Requirement:
The records below must be retyped exactly.

Stored dataset items:
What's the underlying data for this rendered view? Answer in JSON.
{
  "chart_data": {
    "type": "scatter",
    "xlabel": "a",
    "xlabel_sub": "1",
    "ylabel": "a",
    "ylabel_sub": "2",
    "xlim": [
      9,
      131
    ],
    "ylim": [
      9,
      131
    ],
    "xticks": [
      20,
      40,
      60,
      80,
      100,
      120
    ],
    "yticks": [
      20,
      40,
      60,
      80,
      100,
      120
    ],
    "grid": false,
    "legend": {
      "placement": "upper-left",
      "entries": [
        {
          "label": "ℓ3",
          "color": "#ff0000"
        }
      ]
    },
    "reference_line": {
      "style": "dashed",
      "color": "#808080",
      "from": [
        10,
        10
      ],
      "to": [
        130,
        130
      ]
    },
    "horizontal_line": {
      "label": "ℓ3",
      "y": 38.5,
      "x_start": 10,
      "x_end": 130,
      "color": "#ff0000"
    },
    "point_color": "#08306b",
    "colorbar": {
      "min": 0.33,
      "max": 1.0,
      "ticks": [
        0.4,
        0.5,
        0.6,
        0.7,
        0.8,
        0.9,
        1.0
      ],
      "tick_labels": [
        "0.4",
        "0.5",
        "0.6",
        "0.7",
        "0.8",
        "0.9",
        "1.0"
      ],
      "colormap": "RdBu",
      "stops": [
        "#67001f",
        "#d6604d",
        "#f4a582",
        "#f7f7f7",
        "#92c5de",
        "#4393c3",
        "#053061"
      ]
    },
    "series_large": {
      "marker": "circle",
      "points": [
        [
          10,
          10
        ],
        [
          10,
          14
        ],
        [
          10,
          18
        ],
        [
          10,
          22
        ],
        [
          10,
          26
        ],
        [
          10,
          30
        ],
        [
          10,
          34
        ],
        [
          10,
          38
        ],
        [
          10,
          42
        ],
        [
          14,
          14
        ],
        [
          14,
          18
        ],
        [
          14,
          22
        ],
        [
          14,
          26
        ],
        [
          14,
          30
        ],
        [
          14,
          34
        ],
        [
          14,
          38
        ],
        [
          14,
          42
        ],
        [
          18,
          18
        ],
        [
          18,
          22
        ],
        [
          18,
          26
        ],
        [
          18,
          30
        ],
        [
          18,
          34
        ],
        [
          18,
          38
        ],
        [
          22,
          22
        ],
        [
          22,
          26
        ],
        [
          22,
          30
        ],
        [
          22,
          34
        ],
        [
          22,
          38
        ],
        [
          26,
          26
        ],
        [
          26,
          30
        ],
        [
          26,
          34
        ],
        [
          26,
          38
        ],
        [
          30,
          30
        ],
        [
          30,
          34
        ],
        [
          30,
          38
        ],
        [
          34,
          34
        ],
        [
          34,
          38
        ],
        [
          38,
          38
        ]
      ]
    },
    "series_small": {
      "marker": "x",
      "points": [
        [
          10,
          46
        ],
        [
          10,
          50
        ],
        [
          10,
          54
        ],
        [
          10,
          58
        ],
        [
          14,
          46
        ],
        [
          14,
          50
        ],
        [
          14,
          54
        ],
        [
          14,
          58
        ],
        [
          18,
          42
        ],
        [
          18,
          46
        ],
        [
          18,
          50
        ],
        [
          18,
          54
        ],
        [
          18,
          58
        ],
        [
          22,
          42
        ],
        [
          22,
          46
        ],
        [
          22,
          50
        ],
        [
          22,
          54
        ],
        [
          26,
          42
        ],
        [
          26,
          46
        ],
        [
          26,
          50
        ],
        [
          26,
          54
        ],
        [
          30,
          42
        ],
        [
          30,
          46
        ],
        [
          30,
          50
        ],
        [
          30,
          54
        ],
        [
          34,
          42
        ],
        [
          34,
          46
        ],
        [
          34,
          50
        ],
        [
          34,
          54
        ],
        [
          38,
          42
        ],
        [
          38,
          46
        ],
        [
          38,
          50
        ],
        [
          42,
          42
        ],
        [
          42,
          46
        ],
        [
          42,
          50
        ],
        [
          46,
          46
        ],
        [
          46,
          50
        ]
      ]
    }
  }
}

Exercise answer:
What's the underlying data for this rendered view? Answer in JSON.
{
  "chart_data": {
    "type": "scatter",
    "xlabel": "a",
    "xlabel_sub": "1",
    "ylabel": "a",
    "ylabel_sub": "2",
    "xlim": [
      9,
      131
    ],
    "ylim": [
      9,
      131
    ],
    "xticks": [
      20,
      40,
      60,
      80,
      100,
      120
    ],
    "yticks": [
      20,
      40,
      60,
      80,
      100,
      120
    ],
    "grid": false,
    "legend": {
      "placement": "upper-left",
      "entries": [
        {
          "label": "ℓ3",
          "color": "#ff0000"
        }
      ]
    },
    "reference_line": {
      "style": "dashed",
      "color": "#808080",
      "from": [
        10,
        10
      ],
      "to": [
        130,
        130
      ]
    },
    "horizontal_line": {
      "label": "ℓ3",
      "y": 38.5,
      "x_start": 10,
      "x_end": 130,
      "color": "#ff0000"
    },
    "point_color": "#08306b",
    "colorbar": {
      "min": 0.33,
      "max": 1.0,
      "ticks": [
        0.4,
        0.5,
        0.6,
        0.7,
        0.8,
        0.9,
        1.0
      ],
      "tick_labels": [
        "0.4",
        "0.5",
        "0.6",
        "0.7",
        "0.8",
        "0.9",
        "1.0"
      ],
      "colormap": "RdBu",
      "stops": [
        "#67001f",
        "#d6604d",
        "#f4a582",
        "#f7f7f7",
        "#92c5de",
        "#4393c3",
        "#053061"
      ]
    },
    "series_large": {
      "marker": "circle",
      "points": [
        [
          10,
          10
        ],
        [
          10,
          14
        ],
        [
          10,
          18
        ],
        [
          10,
          22
        ],
        [
          10,
          26
        ],
        [
          10,
          30
        ],
        [
          10,
          34
        ],
        [
          10,
          38
        ],
        [
          10,
          42
        ],
        [
          14,
          14
        ],
        [
          14,
          18
        ],
        [
          14,
          22
        ],
        [
          14,
          26
        ],
        [
          14,
          30
        ],
        [
          14,
          34
        ],
        [
          14,
          38
        ],
        [
          14,
          42
        ],
        [
          18,
          18
        ],
        [
          18,
          22
        ],
        [
          18,
          26
        ],
        [
          18,
          30
        ],
        [
          18,
          34
        ],
        [
          18,
          38
        ],
        [
          22,
          22
        ],
        [
          22,
          26
        ],
        [
          22,
          30
        ],
        [
          22,
          34
        ],
        [
          22,
          38
        ],
        [
          26,
          26
        ],
        [
          26,
          30
        ],
        [
          26,
          34
        ],
        [
          26,
          38
        ],
        [
          30,
          30
        ],
        [
          30,
          34
        ],
        [
          30,
          38
        ],
        [
          34,
          34
        ],
        [
          34,
          38
        ],
        [
          38,
          38
        ]
      ]
    },
    "series_small": {
      "marker": "x",
      "points": [
        [
          10,
          46
        ],
        [
          10,
          50
        ],
        [
          10,
          54
        ],
        [
          10,
          58
        ],
        [
          14,
          46
        ],
        [
          14,
          50
        ],
        [
          14,
          54
        ],
        [
          14,
          58
        ],
        [
          18,
          42
        ],
        [
          18,
          46
        ],
        [
          18,
          50
        ],
        [
          18,
          54
        ],
        [
          18,
          58
        ],
        [
          22,
          42
        ],
        [
          22,
          46
        ],
        [
          22,
          50
        ],
        [
          22,
          54
        ],
        [
          26,
          42
        ],
        [
          26,
          46
        ],
        [
          26,
          50
        ],
        [
          26,
          54
        ],
        [
          30,
          42
        ],
        [
          30,
          46
        ],
        [
          30,
          50
        ],
        [
          30,
          54
        ],
        [
          34,
          42
        ],
        [
          34,
          46
        ],
        [
          34,
          50
        ],
        [
          34,
          54
        ],
        [
          38,
          42
        ],
        [
          38,
          46
        ],
        [
          38,
          50
        ],
        [
          42,
          42
        ],
        [
          42,
          46
        ],
        [
          42,
          50
        ],
        [
          46,
          46
        ],
        [
          46,
          50
        ]
      ]
    }
  }
}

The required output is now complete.